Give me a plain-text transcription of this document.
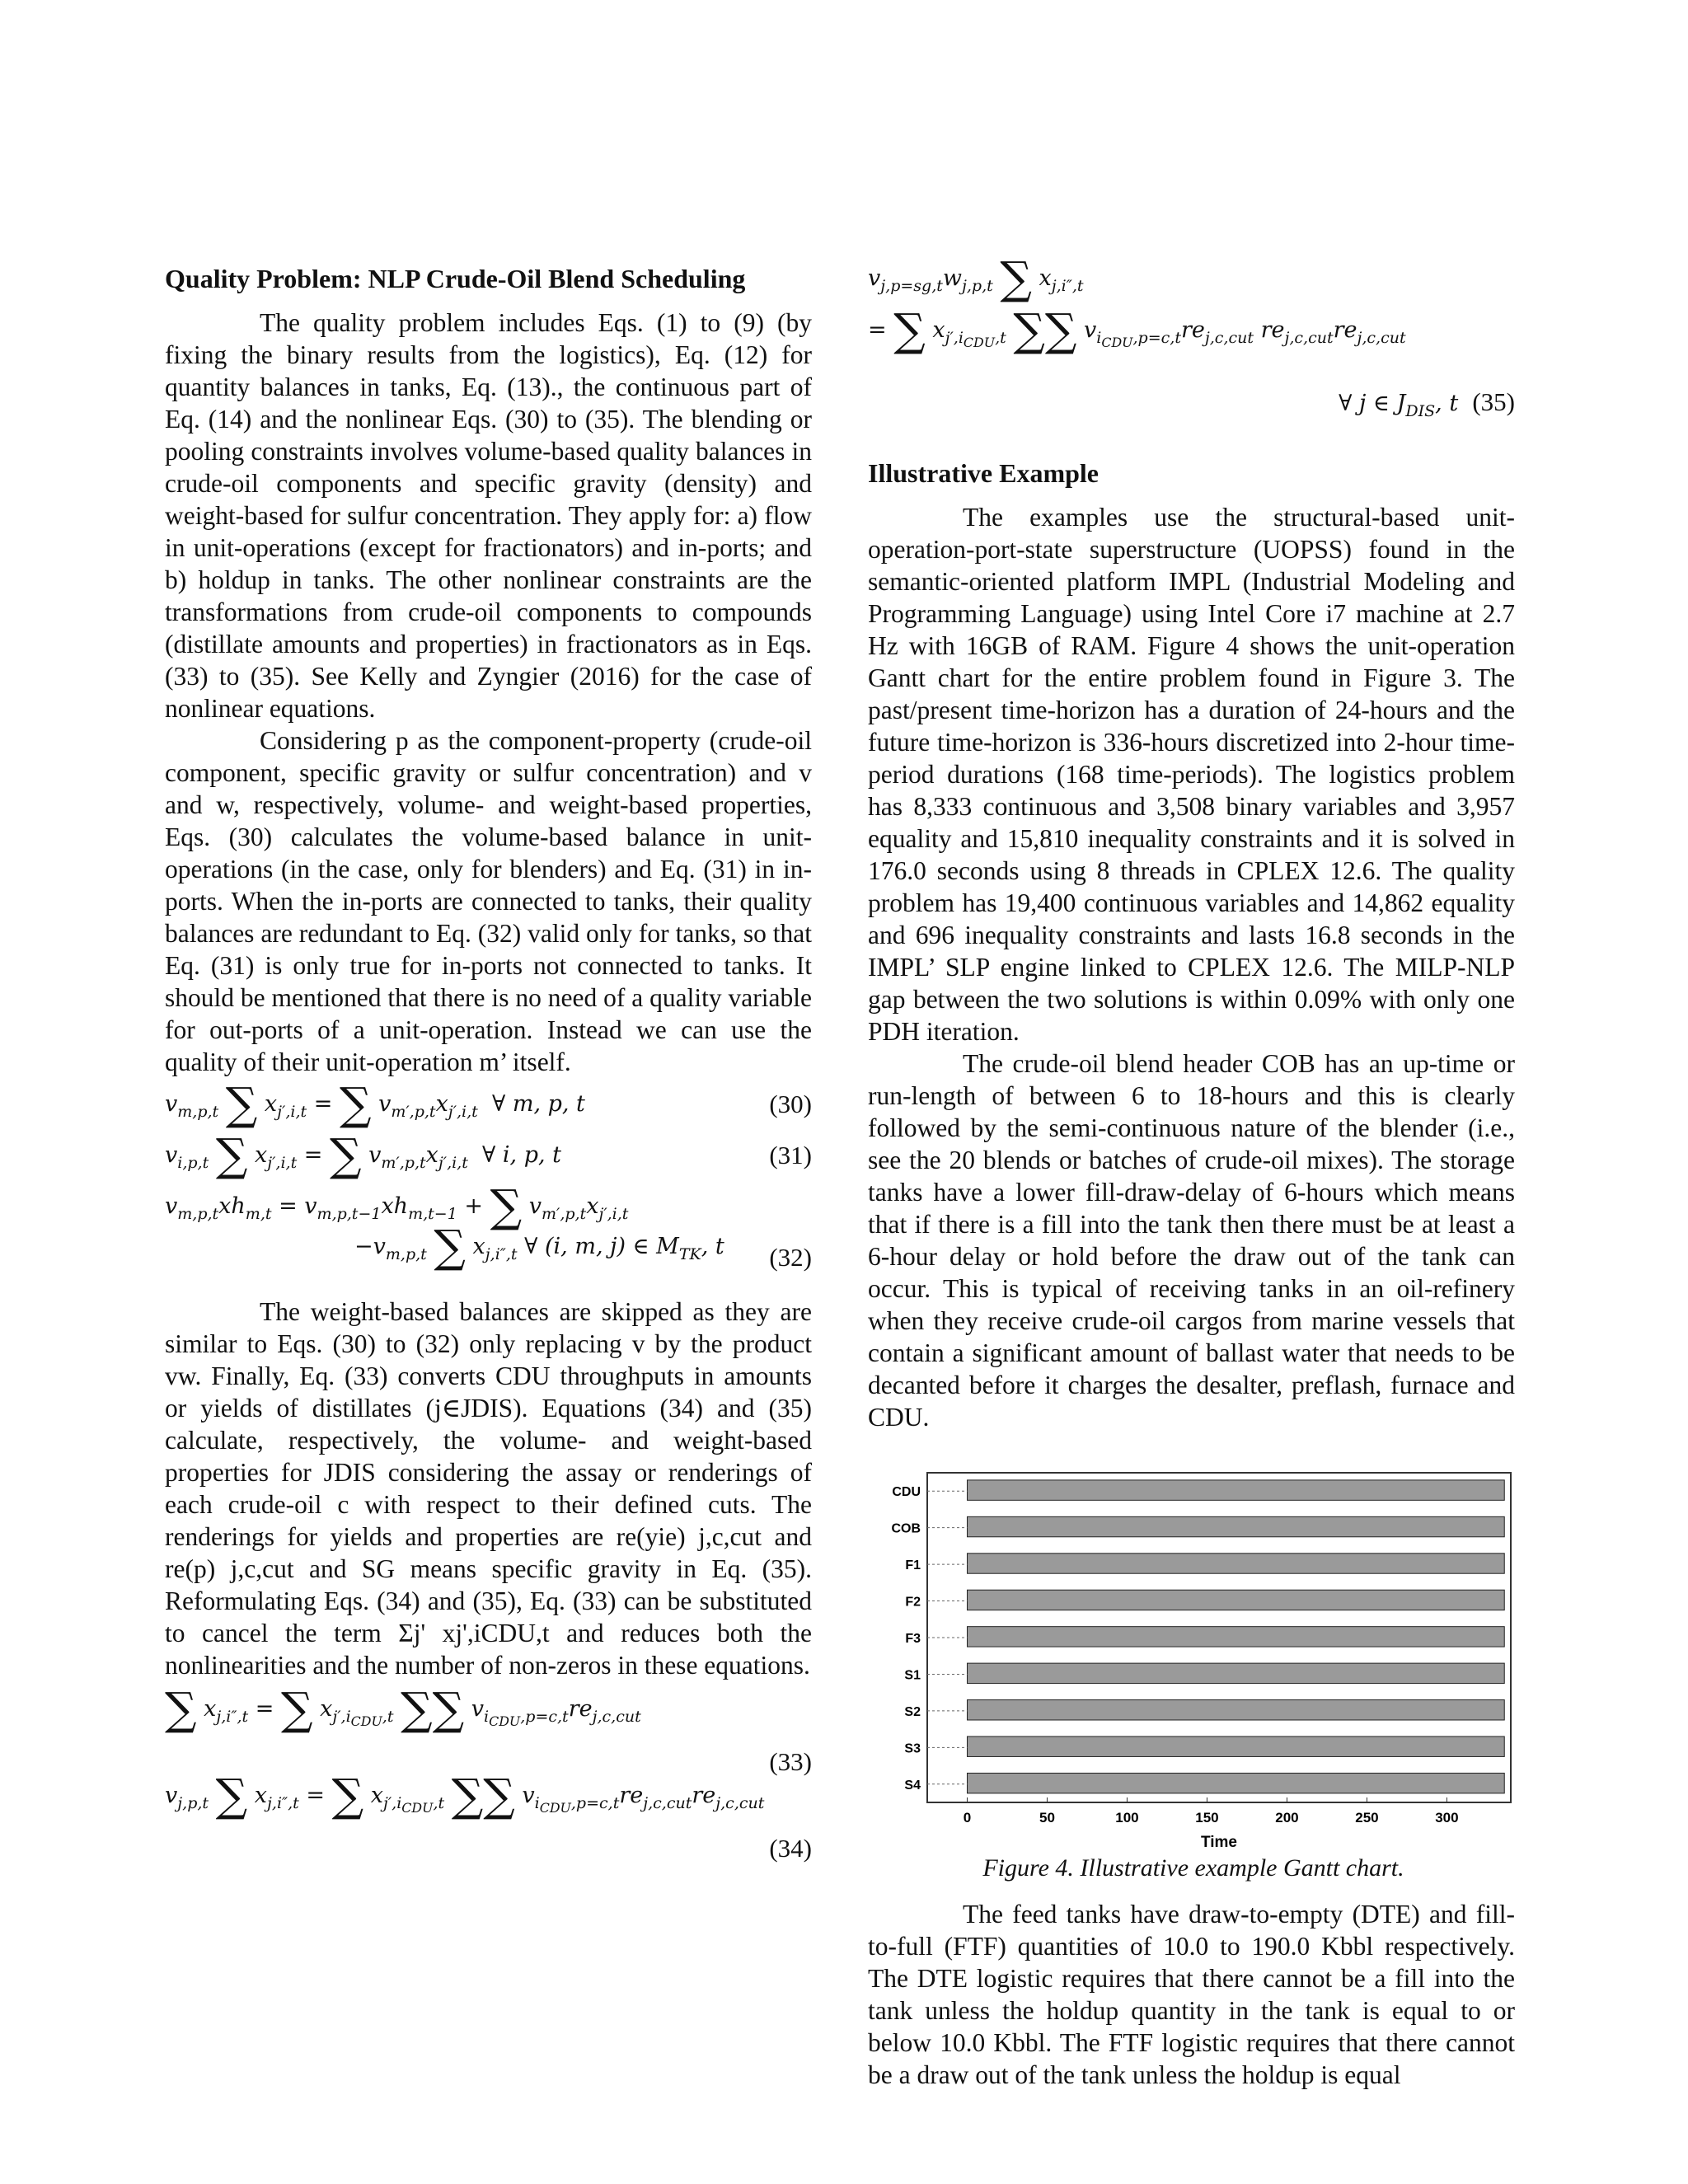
Quality Problem: NLP Crude-Oil Blend Scheduling

The quality problem includes Eqs. (1) to (9) (by fixing the binary results from the logistics), Eq. (12) for quantity balances in tanks, Eq. (13)., the continuous part of Eq. (14) and the nonlinear Eqs. (30) to (35). The blending or pooling constraints involves volume-based quality balances in crude-oil components and specific gravity (density) and weight-based for sulfur concentration. They apply for: a) flow in unit-operations (except for fractionators) and in-ports; and b) holdup in tanks. The other nonlinear constraints are the transformations from crude-oil components to compounds (distillate amounts and properties) in fractionators as in Eqs. (33) to (35). See Kelly and Zyngier (2016) for the case of nonlinear equations.

Considering p as the component-property (crude-oil component, specific gravity or sulfur concentration) and v and w, respectively, volume- and weight-based properties, Eqs. (30) calculates the volume-based balance in unit-operations (in the case, only for blenders) and Eq. (31) in in-ports. When the in-ports are connected to tanks, their quality balances are redundant to Eq. (32) valid only for tanks, so that Eq. (31) is only true for in-ports not connected to tanks. It should be mentioned that there is no need of a quality variable for out-ports of a unit-operation. Instead we can use the quality of their unit-operation m’ itself.

$v_{m,p,t}$ ∑ $x_{j',i,t}$ = ∑ $v_{m',p,t}x_{j',i,t}$  ∀ m, p, t	(30)
$v_{i,p,t}$ ∑ $x_{j',i,t}$ = ∑ $v_{m',p,t}x_{j',i,t}$  ∀ i, p, t	(31)
$v_{m,p,t}xh_{m,t} = v_{m,p,t-1}xh_{m,t-1}$ + ∑ $v_{m',p,t}x_{j',i,t}$
$-v_{m,p,t}$ ∑ $x_{j,i'',t}$ ∀ (i, m, j) ∈ $M_{TK}$, t	(32)

The weight-based balances are skipped as they are similar to Eqs. (30) to (32) only replacing v by the product vw. Finally, Eq. (33) converts CDU throughputs in amounts or yields of distillates (j∈JDIS). Equations (34) and (35) calculate, respectively, the volume- and weight-based properties for JDIS considering the assay or renderings of each crude-oil c with respect to their defined cuts. The renderings for yields and properties are re(yie) j,c,cut and re(p) j,c,cut and SG means specific gravity in Eq. (35). Reformulating Eqs. (34) and (35), Eq. (33) can be substituted to cancel the term Σj' xj',iCDU,t and reduces both the nonlinearities and the number of non-zeros in these equations.

∑ $x_{j,i'',t}$ = ∑ $x_{j',i_{CDU},t}$ ∑∑ $v_{i_{CDU},p=c,t}re_{j,c,cut}$
(33)
$v_{j,p,t}$ ∑ $x_{j,i'',t}$ = ∑ $x_{j',i_{CDU},t}$ ∑∑ $v_{i_{CDU},p=c,t}re_{j,c,cut}re_{j,c,cut}$
(34)
$v_{j,p=sg,t}w_{j,p,t}$ ∑ $x_{j,i'',t}$
= ∑ $x_{j',i_{CDU},t}$ ∑∑ $v_{i_{CDU},p=c,t}re_{j,c,cut}$ $re_{j,c,cut}re_{j,c,cut}$
∀ j ∈ $J_{DIS}$, t  (35)
Illustrative Example

The examples use the structural-based unit-operation-port-state superstructure (UOPSS) found in the semantic-oriented platform IMPL (Industrial Modeling and Programming Language) using Intel Core i7 machine at 2.7 Hz with 16GB of RAM. Figure 4 shows the unit-operation Gantt chart for the entire problem found in Figure 3. The past/present time-horizon has a duration of 24-hours and the future time-horizon is 336-hours discretized into 2-hour time-period durations (168 time-periods). The logistics problem has 8,333 continuous and 3,508 binary variables and 3,957 equality and 15,810 inequality constraints and it is solved in 176.0 seconds using 8 threads in CPLEX 12.6. The quality problem has 19,400 continuous variables and 14,862 equality and 696 inequality constraints and lasts 16.8 seconds in the IMPL’ SLP engine linked to CPLEX 12.6. The MILP-NLP gap between the two solutions is within 0.09% with only one PDH iteration.

The crude-oil blend header COB has an up-time or run-length of between 6 to 18-hours and this is clearly followed by the semi-continuous nature of the blender (i.e., see the 20 blends or batches of crude-oil mixes). The storage tanks have a lower fill-draw-delay of 6-hours which means that if there is a fill into the tank then there must be at least a 6-hour delay or hold before the draw out of the tank can occur. This is typical of receiving tanks in an oil-refinery when they receive crude-oil cargos from marine vessels that contain a significant amount of ballast water that needs to be decanted before it charges the desalter, preflash, furnace and CDU.

CDU
COB
F1
F2
F3
S1
S2
S3
S4
0	50	100	150	200	250	300
Time
Figure 4. Illustrative example Gantt chart.

The feed tanks have draw-to-empty (DTE) and fill-to-full (FTF) quantities of 10.0 to 190.0 Kbbl respectively. The DTE logistic requires that there cannot be a fill into the tank unless the holdup quantity in the tank is equal to or below 10.0 Kbbl. The FTF logistic requires that there cannot be a draw out of the tank unless the holdup is equal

━━━━━━━━

### The problem
Whenever a line in the entries above includes the word "their", pull that line out.

### Solution to the problem
Considering p as the component-property (crude-oil component, specific gravity or sulfur concentration) and v and w, respectively, volume- and weight-based properties, Eqs. (30) calculates the volume-based balance in unit-operations (in the case, only for blenders) and Eq. (31) in in-ports. When the in-ports are connected to tanks, their quality balances are redundant to Eq. (32) valid only for tanks, so that Eq. (31) is only true for in-ports not connected to tanks. It should be mentioned that there is no need of a quality variable for out-ports of a unit-operation. Instead we can use the quality of their unit-operation m’ itself.
The weight-based balances are skipped as they are similar to Eqs. (30) to (32) only replacing v by the product vw. Finally, Eq. (33) converts CDU throughputs in amounts or yields of distillates (j∈JDIS). Equations (34) and (35) calculate, respectively, the volume- and weight-based properties for JDIS considering the assay or renderings of each crude-oil c with respect to their defined cuts. The renderings for yields and properties are re(yie) j,c,cut and re(p) j,c,cut and SG means specific gravity in Eq. (35). Reformulating Eqs. (34) and (35), Eq. (33) can be substituted to cancel the term Σj' xj',iCDU,t and reduces both the nonlinearities and the number of non-zeros in these equations.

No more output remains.